◆ WHAT IS BEING ASKED
Every record must be transcribed in its entirety, apart from the images, which are to be omitted.
-- begin SOURCE RECORDS --
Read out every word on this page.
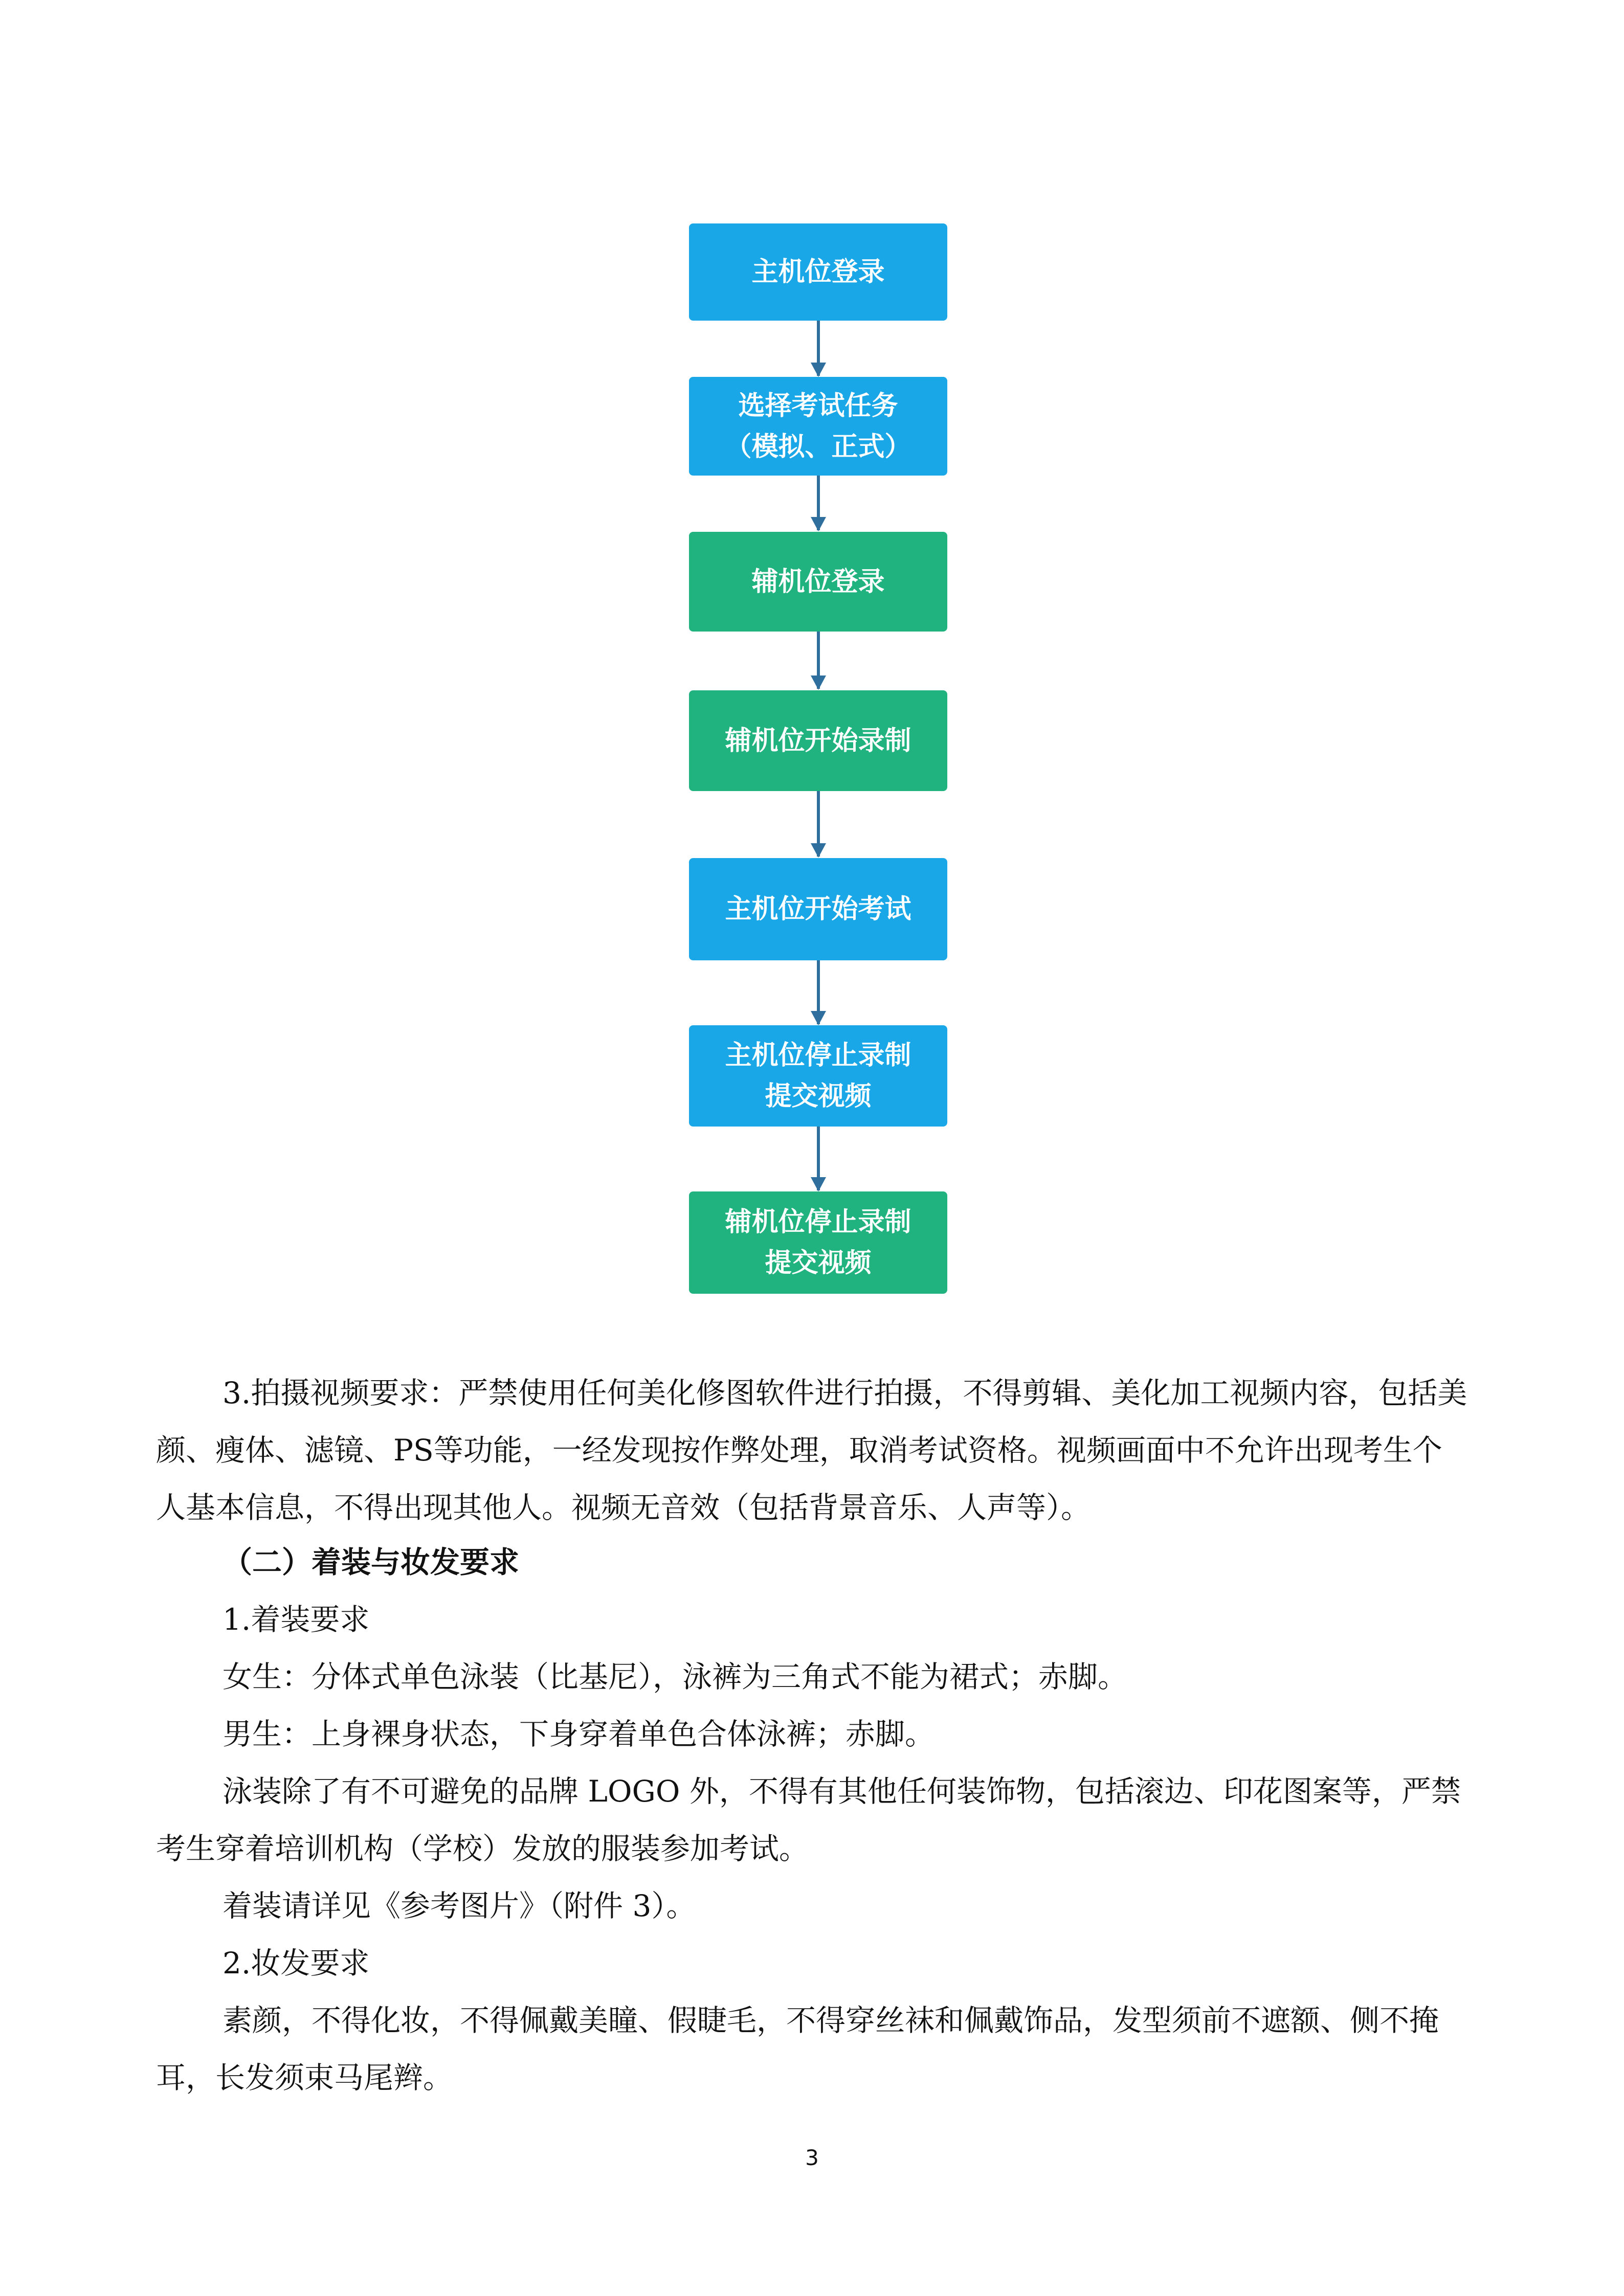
主机位登录
选择考试任务
（模拟、正式）
辅机位登录
辅机位开始录制
主机位开始考试
主机位停止录制
提交视频
辅机位停止录制
提交视频

3.拍摄视频要求：严禁使用任何美化修图软件进行拍摄，不得剪辑、美化加工视频内容，包括美颜、瘦体、滤镜、PS等功能，一经发现按作弊处理，取消考试资格。视频画面中不允许出现考生个人基本信息，不得出现其他人。视频无音效（包括背景音乐、人声等）。

（二）着装与妆发要求

1.着装要求

女生：分体式单色泳装（比基尼），泳裤为三角式不能为裙式；赤脚。

男生：上身裸身状态，下身穿着单色合体泳裤；赤脚。

泳装除了有不可避免的品牌 LOGO 外，不得有其他任何装饰物，包括滚边、印花图案等，严禁考生穿着培训机构（学校）发放的服装参加考试。

着装请详见《参考图片》（附件 3）。

2.妆发要求

素颜，不得化妆，不得佩戴美瞳、假睫毛，不得穿丝袜和佩戴饰品，发型须前不遮额、侧不掩耳，长发须束马尾辫。

3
-- end SOURCE RECORDS --
◆ THE OUTPUT
Read out every word on this page.
主机位登录
选择考试任务
（模拟、正式）
辅机位登录
辅机位开始录制
主机位开始考试
主机位停止录制
提交视频
辅机位停止录制
提交视频

3.拍摄视频要求：严禁使用任何美化修图软件进行拍摄，不得剪辑、美化加工视频内容，包括美颜、瘦体、滤镜、PS等功能，一经发现按作弊处理，取消考试资格。视频画面中不允许出现考生个人基本信息，不得出现其他人。视频无音效（包括背景音乐、人声等）。

（二）着装与妆发要求

1.着装要求

女生：分体式单色泳装（比基尼），泳裤为三角式不能为裙式；赤脚。

男生：上身裸身状态，下身穿着单色合体泳裤；赤脚。

泳装除了有不可避免的品牌 LOGO 外，不得有其他任何装饰物，包括滚边、印花图案等，严禁考生穿着培训机构（学校）发放的服装参加考试。

着装请详见《参考图片》（附件 3）。

2.妆发要求

素颜，不得化妆，不得佩戴美瞳、假睫毛，不得穿丝袜和佩戴饰品，发型须前不遮额、侧不掩耳，长发须束马尾辫。

3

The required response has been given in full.